## Goal of the exercise
In the listing below, identify each line with the word "balance" and return those lines.

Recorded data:
▬▬▬

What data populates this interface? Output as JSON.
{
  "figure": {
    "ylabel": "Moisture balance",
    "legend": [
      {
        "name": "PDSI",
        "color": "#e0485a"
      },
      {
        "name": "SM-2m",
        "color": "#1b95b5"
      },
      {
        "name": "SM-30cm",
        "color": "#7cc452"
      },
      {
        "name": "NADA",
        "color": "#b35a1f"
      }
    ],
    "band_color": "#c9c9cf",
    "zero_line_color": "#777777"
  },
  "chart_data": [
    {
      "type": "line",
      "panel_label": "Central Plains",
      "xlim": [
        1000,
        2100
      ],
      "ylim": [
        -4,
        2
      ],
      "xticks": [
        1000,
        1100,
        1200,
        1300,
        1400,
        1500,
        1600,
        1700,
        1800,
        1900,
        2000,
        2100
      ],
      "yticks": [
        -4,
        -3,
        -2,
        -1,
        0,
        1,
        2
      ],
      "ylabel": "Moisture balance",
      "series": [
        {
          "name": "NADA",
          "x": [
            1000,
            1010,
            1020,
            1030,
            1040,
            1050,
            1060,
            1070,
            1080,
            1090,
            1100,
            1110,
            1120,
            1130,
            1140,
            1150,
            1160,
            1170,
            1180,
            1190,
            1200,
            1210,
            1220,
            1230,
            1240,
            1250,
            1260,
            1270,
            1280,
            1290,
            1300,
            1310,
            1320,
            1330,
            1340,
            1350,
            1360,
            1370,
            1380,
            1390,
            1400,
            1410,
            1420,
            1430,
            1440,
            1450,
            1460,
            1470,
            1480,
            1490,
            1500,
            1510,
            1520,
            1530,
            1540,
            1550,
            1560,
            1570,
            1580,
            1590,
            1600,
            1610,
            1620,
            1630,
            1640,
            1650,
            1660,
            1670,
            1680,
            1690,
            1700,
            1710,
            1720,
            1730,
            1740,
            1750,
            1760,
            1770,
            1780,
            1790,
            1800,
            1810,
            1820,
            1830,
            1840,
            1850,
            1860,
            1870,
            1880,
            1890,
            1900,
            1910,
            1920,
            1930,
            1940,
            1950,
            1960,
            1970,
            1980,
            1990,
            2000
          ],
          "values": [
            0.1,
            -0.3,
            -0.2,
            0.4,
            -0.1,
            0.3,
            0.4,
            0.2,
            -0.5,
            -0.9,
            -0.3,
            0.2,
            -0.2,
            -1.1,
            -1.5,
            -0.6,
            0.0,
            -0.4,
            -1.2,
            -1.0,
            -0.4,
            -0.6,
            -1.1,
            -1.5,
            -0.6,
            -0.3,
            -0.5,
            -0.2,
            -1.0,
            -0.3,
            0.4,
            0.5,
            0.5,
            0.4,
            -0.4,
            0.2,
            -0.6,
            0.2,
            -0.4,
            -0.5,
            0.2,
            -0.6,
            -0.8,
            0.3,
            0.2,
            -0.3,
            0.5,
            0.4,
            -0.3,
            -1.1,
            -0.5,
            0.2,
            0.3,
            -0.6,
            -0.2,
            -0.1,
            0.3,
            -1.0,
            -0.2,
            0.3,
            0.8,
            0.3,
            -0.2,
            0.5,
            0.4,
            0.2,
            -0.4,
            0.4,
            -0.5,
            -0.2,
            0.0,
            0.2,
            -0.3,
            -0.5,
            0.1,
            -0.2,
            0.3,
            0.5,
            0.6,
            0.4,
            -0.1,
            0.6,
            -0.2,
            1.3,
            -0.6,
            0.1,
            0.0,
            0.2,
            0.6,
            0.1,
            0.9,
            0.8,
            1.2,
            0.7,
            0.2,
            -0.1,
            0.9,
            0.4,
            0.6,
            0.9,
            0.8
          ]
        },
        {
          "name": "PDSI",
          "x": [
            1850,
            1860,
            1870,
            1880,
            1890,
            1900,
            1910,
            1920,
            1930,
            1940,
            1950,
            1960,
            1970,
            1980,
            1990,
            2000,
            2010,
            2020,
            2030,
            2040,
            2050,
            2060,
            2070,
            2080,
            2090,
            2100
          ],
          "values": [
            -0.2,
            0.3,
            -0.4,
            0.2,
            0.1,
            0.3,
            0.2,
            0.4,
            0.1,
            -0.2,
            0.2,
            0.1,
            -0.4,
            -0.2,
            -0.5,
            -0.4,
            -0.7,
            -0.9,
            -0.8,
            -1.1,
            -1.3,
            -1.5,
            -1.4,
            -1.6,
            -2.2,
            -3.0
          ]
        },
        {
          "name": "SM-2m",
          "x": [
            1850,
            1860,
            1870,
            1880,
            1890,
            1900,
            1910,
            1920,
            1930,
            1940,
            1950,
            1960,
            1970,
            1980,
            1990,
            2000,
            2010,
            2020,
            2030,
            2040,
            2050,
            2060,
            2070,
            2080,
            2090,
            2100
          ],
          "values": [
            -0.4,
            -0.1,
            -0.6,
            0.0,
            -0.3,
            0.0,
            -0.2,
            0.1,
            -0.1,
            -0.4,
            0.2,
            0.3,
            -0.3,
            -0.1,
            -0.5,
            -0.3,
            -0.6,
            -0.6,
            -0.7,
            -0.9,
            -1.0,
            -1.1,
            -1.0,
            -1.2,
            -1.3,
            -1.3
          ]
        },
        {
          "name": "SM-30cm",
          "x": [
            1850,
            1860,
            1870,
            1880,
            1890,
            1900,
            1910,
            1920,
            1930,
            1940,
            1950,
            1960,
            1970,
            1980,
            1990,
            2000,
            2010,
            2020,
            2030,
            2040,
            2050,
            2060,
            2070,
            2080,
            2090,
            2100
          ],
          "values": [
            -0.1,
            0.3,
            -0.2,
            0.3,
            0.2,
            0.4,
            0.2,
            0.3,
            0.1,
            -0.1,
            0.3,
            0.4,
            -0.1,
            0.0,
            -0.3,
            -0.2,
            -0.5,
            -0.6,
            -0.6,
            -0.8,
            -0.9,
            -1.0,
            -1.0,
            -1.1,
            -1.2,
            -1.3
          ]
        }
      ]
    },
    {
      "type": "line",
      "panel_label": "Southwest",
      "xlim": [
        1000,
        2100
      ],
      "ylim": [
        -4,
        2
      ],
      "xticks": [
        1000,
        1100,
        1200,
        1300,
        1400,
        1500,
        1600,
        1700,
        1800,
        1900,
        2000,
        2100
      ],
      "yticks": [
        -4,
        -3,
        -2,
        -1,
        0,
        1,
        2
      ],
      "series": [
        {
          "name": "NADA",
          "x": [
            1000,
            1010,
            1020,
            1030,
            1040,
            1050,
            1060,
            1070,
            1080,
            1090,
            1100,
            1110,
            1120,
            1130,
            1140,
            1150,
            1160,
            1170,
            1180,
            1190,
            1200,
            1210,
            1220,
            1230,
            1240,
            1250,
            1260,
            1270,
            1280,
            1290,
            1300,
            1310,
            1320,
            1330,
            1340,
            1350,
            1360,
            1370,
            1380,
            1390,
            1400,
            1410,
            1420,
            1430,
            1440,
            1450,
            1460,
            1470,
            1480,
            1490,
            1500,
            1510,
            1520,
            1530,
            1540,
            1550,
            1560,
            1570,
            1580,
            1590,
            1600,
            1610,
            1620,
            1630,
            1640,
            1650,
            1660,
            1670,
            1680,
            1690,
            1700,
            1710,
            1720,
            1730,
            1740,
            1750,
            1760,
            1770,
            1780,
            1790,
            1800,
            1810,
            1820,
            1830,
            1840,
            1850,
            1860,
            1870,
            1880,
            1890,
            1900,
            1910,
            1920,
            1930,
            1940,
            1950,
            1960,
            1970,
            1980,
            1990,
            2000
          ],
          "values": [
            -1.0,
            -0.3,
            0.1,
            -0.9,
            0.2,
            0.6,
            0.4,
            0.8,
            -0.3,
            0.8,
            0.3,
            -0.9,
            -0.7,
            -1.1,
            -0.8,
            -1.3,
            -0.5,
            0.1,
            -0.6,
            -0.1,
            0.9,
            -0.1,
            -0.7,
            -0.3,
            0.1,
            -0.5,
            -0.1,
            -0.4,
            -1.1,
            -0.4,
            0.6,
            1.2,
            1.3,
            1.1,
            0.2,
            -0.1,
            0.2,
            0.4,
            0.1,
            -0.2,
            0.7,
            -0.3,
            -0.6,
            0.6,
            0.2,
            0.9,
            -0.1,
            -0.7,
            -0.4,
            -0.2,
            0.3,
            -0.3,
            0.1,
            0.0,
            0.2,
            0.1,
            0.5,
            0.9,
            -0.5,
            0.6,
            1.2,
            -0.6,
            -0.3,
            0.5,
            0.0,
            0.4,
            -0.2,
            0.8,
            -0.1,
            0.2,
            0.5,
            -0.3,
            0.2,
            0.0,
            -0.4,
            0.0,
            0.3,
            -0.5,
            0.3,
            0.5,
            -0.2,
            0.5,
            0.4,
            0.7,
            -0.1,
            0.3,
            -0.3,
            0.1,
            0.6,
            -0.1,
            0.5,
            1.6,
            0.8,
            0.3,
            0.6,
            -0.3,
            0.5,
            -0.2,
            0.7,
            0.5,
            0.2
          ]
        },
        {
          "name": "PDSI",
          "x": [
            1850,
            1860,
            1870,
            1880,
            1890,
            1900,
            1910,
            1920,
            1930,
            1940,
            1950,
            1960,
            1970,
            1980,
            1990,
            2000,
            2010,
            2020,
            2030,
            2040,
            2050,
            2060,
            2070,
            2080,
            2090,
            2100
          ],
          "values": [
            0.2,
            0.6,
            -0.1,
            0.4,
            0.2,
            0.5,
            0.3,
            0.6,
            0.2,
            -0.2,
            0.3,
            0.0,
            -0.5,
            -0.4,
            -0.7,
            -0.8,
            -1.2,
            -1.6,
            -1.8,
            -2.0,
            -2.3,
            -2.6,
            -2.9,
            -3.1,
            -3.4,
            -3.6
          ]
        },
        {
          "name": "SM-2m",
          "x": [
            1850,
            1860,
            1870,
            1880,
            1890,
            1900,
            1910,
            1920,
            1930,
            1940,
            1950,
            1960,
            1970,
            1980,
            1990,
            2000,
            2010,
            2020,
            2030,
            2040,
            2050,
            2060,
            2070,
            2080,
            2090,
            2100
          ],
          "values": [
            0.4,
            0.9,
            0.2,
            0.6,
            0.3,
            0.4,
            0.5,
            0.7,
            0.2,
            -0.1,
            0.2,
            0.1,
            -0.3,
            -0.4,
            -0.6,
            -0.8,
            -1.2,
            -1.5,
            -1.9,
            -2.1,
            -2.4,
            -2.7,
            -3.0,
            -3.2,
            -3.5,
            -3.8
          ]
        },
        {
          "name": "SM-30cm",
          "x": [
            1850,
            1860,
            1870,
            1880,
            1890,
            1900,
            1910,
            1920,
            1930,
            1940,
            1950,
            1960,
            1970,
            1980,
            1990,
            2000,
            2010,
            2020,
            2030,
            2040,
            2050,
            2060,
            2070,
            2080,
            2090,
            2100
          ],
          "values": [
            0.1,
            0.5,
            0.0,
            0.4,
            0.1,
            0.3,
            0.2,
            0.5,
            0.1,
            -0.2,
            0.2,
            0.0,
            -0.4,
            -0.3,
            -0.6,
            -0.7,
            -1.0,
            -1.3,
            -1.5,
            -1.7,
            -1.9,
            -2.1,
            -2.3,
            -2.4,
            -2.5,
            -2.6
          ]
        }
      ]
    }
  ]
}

▬▬▬

## Correct result
    "ylabel": "Moisture balance",
      "ylabel": "Moisture balance",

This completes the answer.